> RECORDS SUPPLIED:
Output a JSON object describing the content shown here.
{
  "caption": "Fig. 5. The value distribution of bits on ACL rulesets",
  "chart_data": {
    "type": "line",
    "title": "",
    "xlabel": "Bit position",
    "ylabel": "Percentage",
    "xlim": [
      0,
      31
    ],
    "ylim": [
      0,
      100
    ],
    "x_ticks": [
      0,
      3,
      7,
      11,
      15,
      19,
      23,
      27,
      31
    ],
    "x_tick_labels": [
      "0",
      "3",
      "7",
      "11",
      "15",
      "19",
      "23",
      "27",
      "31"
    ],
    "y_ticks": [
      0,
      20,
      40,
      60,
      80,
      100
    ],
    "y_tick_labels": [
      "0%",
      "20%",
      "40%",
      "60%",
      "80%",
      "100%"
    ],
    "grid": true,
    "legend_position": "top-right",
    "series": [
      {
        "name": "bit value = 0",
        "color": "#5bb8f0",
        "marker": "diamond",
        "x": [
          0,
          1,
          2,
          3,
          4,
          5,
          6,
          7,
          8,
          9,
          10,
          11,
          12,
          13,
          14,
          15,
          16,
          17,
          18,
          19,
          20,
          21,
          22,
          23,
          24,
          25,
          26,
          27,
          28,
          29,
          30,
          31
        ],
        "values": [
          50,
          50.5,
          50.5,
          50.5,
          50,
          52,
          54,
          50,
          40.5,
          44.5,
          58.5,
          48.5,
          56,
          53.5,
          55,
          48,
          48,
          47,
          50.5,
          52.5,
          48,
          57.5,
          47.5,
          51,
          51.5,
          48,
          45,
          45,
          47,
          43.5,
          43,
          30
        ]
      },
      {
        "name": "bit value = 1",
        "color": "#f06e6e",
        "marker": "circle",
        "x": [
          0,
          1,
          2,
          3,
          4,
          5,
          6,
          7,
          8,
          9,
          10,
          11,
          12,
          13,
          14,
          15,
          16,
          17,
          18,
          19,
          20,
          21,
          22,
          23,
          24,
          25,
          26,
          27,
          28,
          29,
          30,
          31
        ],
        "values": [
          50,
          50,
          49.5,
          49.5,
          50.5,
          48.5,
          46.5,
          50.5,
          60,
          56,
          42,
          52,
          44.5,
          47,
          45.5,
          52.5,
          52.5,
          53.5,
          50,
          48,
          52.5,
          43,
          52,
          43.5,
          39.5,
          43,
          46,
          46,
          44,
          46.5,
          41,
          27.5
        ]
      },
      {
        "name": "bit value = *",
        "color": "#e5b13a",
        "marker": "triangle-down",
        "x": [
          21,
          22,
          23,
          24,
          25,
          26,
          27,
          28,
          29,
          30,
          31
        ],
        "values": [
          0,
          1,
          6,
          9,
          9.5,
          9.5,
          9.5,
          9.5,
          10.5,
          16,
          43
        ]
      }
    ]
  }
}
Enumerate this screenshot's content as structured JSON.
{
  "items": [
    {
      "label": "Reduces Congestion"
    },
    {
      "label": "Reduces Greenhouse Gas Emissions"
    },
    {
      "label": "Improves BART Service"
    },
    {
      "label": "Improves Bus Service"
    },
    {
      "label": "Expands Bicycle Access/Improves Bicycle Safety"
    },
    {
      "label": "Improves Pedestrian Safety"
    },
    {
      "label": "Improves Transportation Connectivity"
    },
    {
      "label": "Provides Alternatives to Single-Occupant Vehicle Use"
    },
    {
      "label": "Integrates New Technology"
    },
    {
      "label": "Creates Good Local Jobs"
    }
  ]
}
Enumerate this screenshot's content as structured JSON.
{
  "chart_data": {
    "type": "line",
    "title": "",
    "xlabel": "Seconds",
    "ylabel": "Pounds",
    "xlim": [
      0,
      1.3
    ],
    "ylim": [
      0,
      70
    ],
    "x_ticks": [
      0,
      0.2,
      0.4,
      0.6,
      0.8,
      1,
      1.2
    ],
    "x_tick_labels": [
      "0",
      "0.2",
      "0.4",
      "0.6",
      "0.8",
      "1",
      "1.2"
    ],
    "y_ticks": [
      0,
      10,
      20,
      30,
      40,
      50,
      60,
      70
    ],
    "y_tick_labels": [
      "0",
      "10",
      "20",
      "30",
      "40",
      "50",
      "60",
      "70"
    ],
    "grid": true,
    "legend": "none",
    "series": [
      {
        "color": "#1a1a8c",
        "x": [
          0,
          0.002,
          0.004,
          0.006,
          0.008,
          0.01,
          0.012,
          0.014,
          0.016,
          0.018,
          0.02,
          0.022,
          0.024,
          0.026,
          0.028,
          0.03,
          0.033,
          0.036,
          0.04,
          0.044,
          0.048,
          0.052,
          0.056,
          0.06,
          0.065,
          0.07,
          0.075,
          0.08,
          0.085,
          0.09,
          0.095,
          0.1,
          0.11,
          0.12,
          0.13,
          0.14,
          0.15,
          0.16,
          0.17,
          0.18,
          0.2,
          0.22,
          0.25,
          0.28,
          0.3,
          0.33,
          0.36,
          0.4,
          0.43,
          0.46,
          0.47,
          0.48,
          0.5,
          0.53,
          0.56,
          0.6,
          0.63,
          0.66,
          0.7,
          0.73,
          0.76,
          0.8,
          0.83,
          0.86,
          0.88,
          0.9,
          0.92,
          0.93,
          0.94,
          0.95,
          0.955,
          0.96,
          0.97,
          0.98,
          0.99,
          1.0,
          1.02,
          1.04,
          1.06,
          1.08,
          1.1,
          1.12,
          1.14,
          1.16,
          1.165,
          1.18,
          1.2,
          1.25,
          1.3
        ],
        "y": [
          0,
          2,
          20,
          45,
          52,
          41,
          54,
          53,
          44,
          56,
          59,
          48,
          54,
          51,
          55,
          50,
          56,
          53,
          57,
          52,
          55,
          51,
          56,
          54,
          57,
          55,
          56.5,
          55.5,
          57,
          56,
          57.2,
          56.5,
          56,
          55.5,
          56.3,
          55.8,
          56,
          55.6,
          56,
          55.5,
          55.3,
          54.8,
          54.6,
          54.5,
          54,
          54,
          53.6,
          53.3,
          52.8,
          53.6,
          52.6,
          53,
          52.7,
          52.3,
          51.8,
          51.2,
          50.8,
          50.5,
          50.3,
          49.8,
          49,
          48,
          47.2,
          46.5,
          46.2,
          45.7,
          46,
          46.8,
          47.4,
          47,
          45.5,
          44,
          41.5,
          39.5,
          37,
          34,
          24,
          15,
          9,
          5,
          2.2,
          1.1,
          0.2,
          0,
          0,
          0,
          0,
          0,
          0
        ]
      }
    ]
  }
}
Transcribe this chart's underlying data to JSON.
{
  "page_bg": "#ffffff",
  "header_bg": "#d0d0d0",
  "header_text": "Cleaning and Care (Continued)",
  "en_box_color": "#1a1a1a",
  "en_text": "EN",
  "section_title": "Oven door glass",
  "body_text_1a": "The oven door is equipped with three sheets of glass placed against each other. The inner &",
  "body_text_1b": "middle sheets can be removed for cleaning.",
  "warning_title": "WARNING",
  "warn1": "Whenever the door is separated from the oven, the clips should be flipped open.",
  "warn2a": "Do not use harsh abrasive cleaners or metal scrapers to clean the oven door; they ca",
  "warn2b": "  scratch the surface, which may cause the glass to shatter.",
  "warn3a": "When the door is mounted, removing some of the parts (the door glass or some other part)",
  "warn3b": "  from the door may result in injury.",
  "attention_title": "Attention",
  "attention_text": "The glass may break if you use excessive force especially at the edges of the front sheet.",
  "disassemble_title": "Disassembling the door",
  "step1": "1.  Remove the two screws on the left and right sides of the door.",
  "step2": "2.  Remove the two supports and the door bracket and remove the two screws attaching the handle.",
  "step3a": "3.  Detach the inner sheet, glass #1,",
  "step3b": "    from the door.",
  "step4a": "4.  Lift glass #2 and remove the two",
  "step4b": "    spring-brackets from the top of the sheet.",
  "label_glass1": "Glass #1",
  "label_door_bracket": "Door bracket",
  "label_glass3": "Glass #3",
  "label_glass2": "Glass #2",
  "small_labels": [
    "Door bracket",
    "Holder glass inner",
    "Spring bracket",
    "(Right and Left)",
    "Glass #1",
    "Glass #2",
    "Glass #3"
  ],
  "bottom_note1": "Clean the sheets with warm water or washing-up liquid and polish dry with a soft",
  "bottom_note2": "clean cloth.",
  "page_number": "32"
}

> WHAT IS EXPECTED:
Make a copy of each line that contains the string "with".

> CORRECT RESULT:
  "body_text_1a": "The oven door is equipped with three sheets of glass placed against each other. The inner &",
  "bottom_note1": "Clean the sheets with warm water or washing-up liquid and polish dry with a soft",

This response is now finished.